- _Element location data_:
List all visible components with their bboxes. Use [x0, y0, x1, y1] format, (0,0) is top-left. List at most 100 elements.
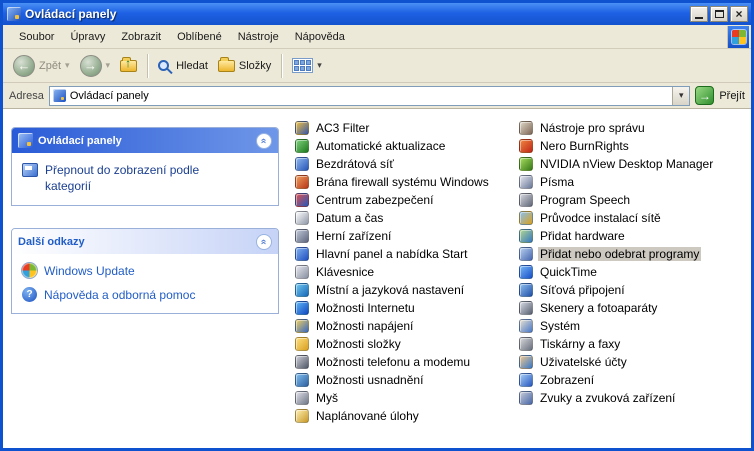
phone-modem-icon	[295, 355, 309, 369]
network-connections-icon	[519, 283, 533, 297]
close-button[interactable]: ×	[730, 6, 748, 22]
control-panel-item[interactable]: Průvodce instalací sítě	[519, 209, 715, 227]
item-column-2: Nástroje pro správuNero BurnRightsNVIDIA…	[519, 119, 715, 407]
switch-to-category-view-link[interactable]: Přepnout do zobrazení podle kategorií	[22, 162, 270, 194]
control-panel-item-label: Zobrazení	[538, 373, 596, 387]
views-button[interactable]: ▾	[288, 56, 326, 75]
control-panel-item[interactable]: NVIDIA nView Desktop Manager	[519, 155, 715, 173]
up-folder-icon: ↑	[120, 60, 137, 72]
control-panel-item[interactable]: Datum a čas	[295, 209, 491, 227]
address-dropdown-button[interactable]: ▾	[672, 87, 689, 105]
control-panel-item[interactable]: Program Speech	[519, 191, 715, 209]
collapse-chevron-icon[interactable]: »	[256, 133, 272, 149]
menu-favorites[interactable]: Oblíbené	[169, 28, 230, 46]
maximize-icon	[715, 10, 724, 18]
control-panel-item-label: Systém	[538, 319, 582, 333]
control-panel-item[interactable]: Zobrazení	[519, 371, 715, 389]
address-bar: Adresa Ovládací panely ▾ → Přejít	[3, 83, 751, 109]
control-panel-item-label: Zvuky a zvuková zařízení	[538, 391, 677, 405]
control-panel-pane-header[interactable]: Ovládací panely »	[12, 128, 278, 153]
menu-file[interactable]: Soubor	[11, 28, 62, 46]
control-panel-item[interactable]: Písma	[519, 173, 715, 191]
back-dropdown-icon[interactable]: ▾	[65, 60, 70, 71]
control-panel-item[interactable]: Bezdrátová síť	[295, 155, 491, 173]
menu-edit[interactable]: Úpravy	[62, 28, 113, 46]
control-panel-item[interactable]: Herní zařízení	[295, 227, 491, 245]
automatic-updates-icon	[295, 139, 309, 153]
menu-help[interactable]: Nápověda	[287, 28, 353, 46]
control-panel-item[interactable]: Nástroje pro správu	[519, 119, 715, 137]
standard-buttons-toolbar: ← Zpět ▾ → ▾ ↑ Hledat Složky ▾	[3, 49, 751, 83]
control-panel-item[interactable]: QuickTime	[519, 263, 715, 281]
control-panel-item[interactable]: Systém	[519, 317, 715, 335]
control-panel-item-label: Síťová připojení	[538, 283, 627, 297]
title-bar[interactable]: Ovládací panely ×	[3, 3, 751, 25]
control-panel-item-label: Uživatelské účty	[538, 355, 629, 369]
control-panel-item[interactable]: Přidat nebo odebrat programy	[519, 245, 715, 263]
control-panel-item[interactable]: Možnosti složky	[295, 335, 491, 353]
search-icon	[158, 60, 169, 71]
views-dropdown-icon[interactable]: ▾	[317, 60, 322, 71]
folders-button[interactable]: Složky	[214, 58, 275, 74]
control-panel-item-label: Automatické aktualizace	[314, 139, 447, 153]
control-panel-item[interactable]: Brána firewall systému Windows	[295, 173, 491, 191]
control-panel-item-label: Písma	[538, 175, 576, 189]
control-panel-item[interactable]: Nero BurnRights	[519, 137, 715, 155]
control-panel-item[interactable]: Přidat hardware	[519, 227, 715, 245]
explorer-window: Ovládací panely × Soubor Úpravy Zobrazit…	[0, 0, 754, 451]
collapse-chevron-icon[interactable]: »	[256, 234, 272, 250]
control-panel-item[interactable]: Centrum zabezpečení	[295, 191, 491, 209]
control-panel-item[interactable]: Hlavní panel a nabídka Start	[295, 245, 491, 263]
control-panel-item[interactable]: Síťová připojení	[519, 281, 715, 299]
add-remove-programs-icon	[519, 247, 533, 261]
control-panel-item-label: Myš	[314, 391, 340, 405]
forward-button[interactable]: → ▾	[76, 53, 115, 79]
user-accounts-icon	[519, 355, 533, 369]
toolbar-separator	[147, 54, 148, 78]
mouse-icon	[295, 391, 309, 405]
go-label[interactable]: Přejít	[719, 90, 745, 102]
back-button[interactable]: ← Zpět ▾	[9, 53, 74, 79]
power-options-icon	[295, 319, 309, 333]
switch-view-label: Přepnout do zobrazení podle kategorií	[45, 162, 240, 194]
control-panel-item[interactable]: Klávesnice	[295, 263, 491, 281]
control-panel-item[interactable]: Místní a jazyková nastavení	[295, 281, 491, 299]
help-support-link[interactable]: ? Nápověda a odborná pomoc	[22, 287, 270, 302]
control-panel-item[interactable]: Možnosti Internetu	[295, 299, 491, 317]
control-panel-item[interactable]: Automatické aktualizace	[295, 137, 491, 155]
menu-view[interactable]: Zobrazit	[113, 28, 169, 46]
control-panel-item-label: Datum a čas	[314, 211, 385, 225]
address-input[interactable]: Ovládací panely ▾	[49, 86, 690, 106]
control-panel-item[interactable]: AC3 Filter	[295, 119, 491, 137]
minimize-button[interactable]	[690, 6, 708, 22]
windows-update-link[interactable]: Windows Update	[22, 263, 270, 278]
forward-dropdown-icon[interactable]: ▾	[106, 60, 111, 71]
search-button[interactable]: Hledat	[154, 58, 212, 74]
maximize-button[interactable]	[710, 6, 728, 22]
control-panel-item[interactable]: Skenery a fotoaparáty	[519, 299, 715, 317]
control-panel-item[interactable]: Možnosti napájení	[295, 317, 491, 335]
fonts-icon	[519, 175, 533, 189]
control-panel-item-label: Možnosti Internetu	[314, 301, 417, 315]
control-panel-item-label: Přidat nebo odebrat programy	[538, 247, 701, 261]
control-panel-item[interactable]: Uživatelské účty	[519, 353, 715, 371]
add-hardware-icon	[519, 229, 533, 243]
control-panel-window-icon	[7, 7, 21, 21]
control-panel-item-label: Bezdrátová síť	[314, 157, 396, 171]
go-button[interactable]: →	[695, 86, 714, 105]
control-panel-item[interactable]: Možnosti telefonu a modemu	[295, 353, 491, 371]
control-panel-item[interactable]: Myš	[295, 389, 491, 407]
control-panel-pane-icon	[18, 133, 33, 148]
toolbar-separator	[281, 54, 282, 78]
control-panel-item[interactable]: Zvuky a zvuková zařízení	[519, 389, 715, 407]
scanners-cameras-icon	[519, 301, 533, 315]
date-time-icon	[295, 211, 309, 225]
control-panel-icon	[53, 89, 66, 102]
control-panel-item[interactable]: Naplánované úlohy	[295, 407, 491, 425]
up-button[interactable]: ↑	[116, 58, 141, 74]
printers-faxes-icon	[519, 337, 533, 351]
control-panel-item[interactable]: Tiskárny a faxy	[519, 335, 715, 353]
menu-tools[interactable]: Nástroje	[230, 28, 287, 46]
control-panel-item[interactable]: Možnosti usnadnění	[295, 371, 491, 389]
see-also-pane-header[interactable]: Další odkazy »	[12, 229, 278, 254]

- _INSTRUCTIONS TO FOLLOW_: Print the lines of these records again exactly as they appear in the records, covering all of the records, and leave the pictures out of your answer.

- _ANSWER TO THIS EXERCISE_:
List all visible components with their bboxes. Use [x0, y0, x1, y1] format, (0,0) is top-left. List at most 100 elements.
phone-modem-icon	[295, 355, 309, 369]
network-connections-icon	[519, 283, 533, 297]
close-button[interactable]: ×	[730, 6, 748, 22]
control-panel-item[interactable]: Průvodce instalací sítě	[519, 209, 715, 227]
item-column-2: Nástroje pro správuNero BurnRightsNVIDIA…	[519, 119, 715, 407]
switch-to-category-view-link[interactable]: Přepnout do zobrazení podle kategorií	[22, 162, 270, 194]
control-panel-item-label: Zobrazení	[538, 373, 596, 387]
views-button[interactable]: ▾	[288, 56, 326, 75]
control-panel-item[interactable]: NVIDIA nView Desktop Manager	[519, 155, 715, 173]
up-folder-icon: ↑	[120, 60, 137, 72]
control-panel-item[interactable]: Datum a čas	[295, 209, 491, 227]
address-dropdown-button[interactable]: ▾	[672, 87, 689, 105]
control-panel-item[interactable]: Program Speech	[519, 191, 715, 209]
collapse-chevron-icon[interactable]: »	[256, 133, 272, 149]
menu-favorites[interactable]: Oblíbené	[169, 28, 230, 46]
maximize-icon	[715, 10, 724, 18]
control-panel-item-label: Systém	[538, 319, 582, 333]
control-panel-item[interactable]: Zobrazení	[519, 371, 715, 389]
address-bar: Adresa Ovládací panely ▾ → Přejít	[3, 83, 751, 109]
control-panel-item-label: Zvuky a zvuková zařízení	[538, 391, 677, 405]
control-panel-pane-header[interactable]: Ovládací panely »	[12, 128, 278, 153]
menu-file[interactable]: Soubor	[11, 28, 62, 46]
control-panel-item[interactable]: Písma	[519, 173, 715, 191]
back-dropdown-icon[interactable]: ▾	[65, 60, 70, 71]
control-panel-item[interactable]: Bezdrátová síť	[295, 155, 491, 173]
menu-edit[interactable]: Úpravy	[62, 28, 113, 46]
control-panel-item[interactable]: Herní zařízení	[295, 227, 491, 245]
automatic-updates-icon	[295, 139, 309, 153]
menu-help[interactable]: Nápověda	[287, 28, 353, 46]
control-panel-item[interactable]: Nástroje pro správu	[519, 119, 715, 137]
standard-buttons-toolbar: ← Zpět ▾ → ▾ ↑ Hledat Složky ▾	[3, 49, 751, 83]
control-panel-item[interactable]: QuickTime	[519, 263, 715, 281]
control-panel-item[interactable]: Systém	[519, 317, 715, 335]
control-panel-item-label: Síťová připojení	[538, 283, 627, 297]
title-bar[interactable]: Ovládací panely ×	[3, 3, 751, 25]
control-panel-item-label: Uživatelské účty	[538, 355, 629, 369]
control-panel-item[interactable]: Přidat nebo odebrat programy	[519, 245, 715, 263]
control-panel-item[interactable]: Možnosti složky	[295, 335, 491, 353]
search-icon	[158, 60, 169, 71]
views-dropdown-icon[interactable]: ▾	[317, 60, 322, 71]
folders-button[interactable]: Složky	[214, 58, 275, 74]
control-panel-item-label: Automatické aktualizace	[314, 139, 447, 153]
control-panel-item[interactable]: Brána firewall systému Windows	[295, 173, 491, 191]
control-panel-item-label: Písma	[538, 175, 576, 189]
control-panel-item[interactable]: Nero BurnRights	[519, 137, 715, 155]
control-panel-item[interactable]: Přidat hardware	[519, 227, 715, 245]
explorer-window: Ovládací panely × Soubor Úpravy Zobrazit…	[0, 0, 754, 451]
collapse-chevron-icon[interactable]: »	[256, 234, 272, 250]
control-panel-item[interactable]: Centrum zabezpečení	[295, 191, 491, 209]
control-panel-item[interactable]: Hlavní panel a nabídka Start	[295, 245, 491, 263]
control-panel-item[interactable]: Síťová připojení	[519, 281, 715, 299]
add-remove-programs-icon	[519, 247, 533, 261]
control-panel-item-label: Myš	[314, 391, 340, 405]
forward-button[interactable]: → ▾	[76, 53, 115, 79]
user-accounts-icon	[519, 355, 533, 369]
toolbar-separator	[147, 54, 148, 78]
mouse-icon	[295, 391, 309, 405]
go-label[interactable]: Přejít	[719, 90, 745, 102]
back-button[interactable]: ← Zpět ▾	[9, 53, 74, 79]
power-options-icon	[295, 319, 309, 333]
switch-view-label: Přepnout do zobrazení podle kategorií	[45, 162, 240, 194]
control-panel-item[interactable]: Klávesnice	[295, 263, 491, 281]
control-panel-item[interactable]: Místní a jazyková nastavení	[295, 281, 491, 299]
help-support-link[interactable]: ? Nápověda a odborná pomoc	[22, 287, 270, 302]
control-panel-item[interactable]: Možnosti Internetu	[295, 299, 491, 317]
control-panel-item[interactable]: Automatické aktualizace	[295, 137, 491, 155]
menu-view[interactable]: Zobrazit	[113, 28, 169, 46]
control-panel-item-label: Datum a čas	[314, 211, 385, 225]
address-input[interactable]: Ovládací panely ▾	[49, 86, 690, 106]
control-panel-item[interactable]: AC3 Filter	[295, 119, 491, 137]
minimize-button[interactable]	[690, 6, 708, 22]
windows-update-link[interactable]: Windows Update	[22, 263, 270, 278]
forward-dropdown-icon[interactable]: ▾	[106, 60, 111, 71]
search-button[interactable]: Hledat	[154, 58, 212, 74]
maximize-button[interactable]	[710, 6, 728, 22]
control-panel-item[interactable]: Skenery a fotoaparáty	[519, 299, 715, 317]
control-panel-item[interactable]: Možnosti napájení	[295, 317, 491, 335]
fonts-icon	[519, 175, 533, 189]
control-panel-item-label: Možnosti Internetu	[314, 301, 417, 315]
control-panel-item-label: Přidat nebo odebrat programy	[538, 247, 701, 261]
control-panel-item[interactable]: Uživatelské účty	[519, 353, 715, 371]
add-hardware-icon	[519, 229, 533, 243]
control-panel-window-icon	[7, 7, 21, 21]
control-panel-item-label: Bezdrátová síť	[314, 157, 396, 171]
go-button[interactable]: →	[695, 86, 714, 105]
control-panel-item[interactable]: Možnosti telefonu a modemu	[295, 353, 491, 371]
control-panel-item[interactable]: Myš	[295, 389, 491, 407]
control-panel-pane-icon	[18, 133, 33, 148]
toolbar-separator	[281, 54, 282, 78]
control-panel-item[interactable]: Zvuky a zvuková zařízení	[519, 389, 715, 407]
scanners-cameras-icon	[519, 301, 533, 315]
date-time-icon	[295, 211, 309, 225]
control-panel-icon	[53, 89, 66, 102]
control-panel-item[interactable]: Naplánované úlohy	[295, 407, 491, 425]
up-button[interactable]: ↑	[116, 58, 141, 74]
printers-faxes-icon	[519, 337, 533, 351]
control-panel-item[interactable]: Tiskárny a faxy	[519, 335, 715, 353]
menu-tools[interactable]: Nástroje	[230, 28, 287, 46]
control-panel-item[interactable]: Možnosti usnadnění	[295, 371, 491, 389]
see-also-pane-header[interactable]: Další odkazy »	[12, 229, 278, 254]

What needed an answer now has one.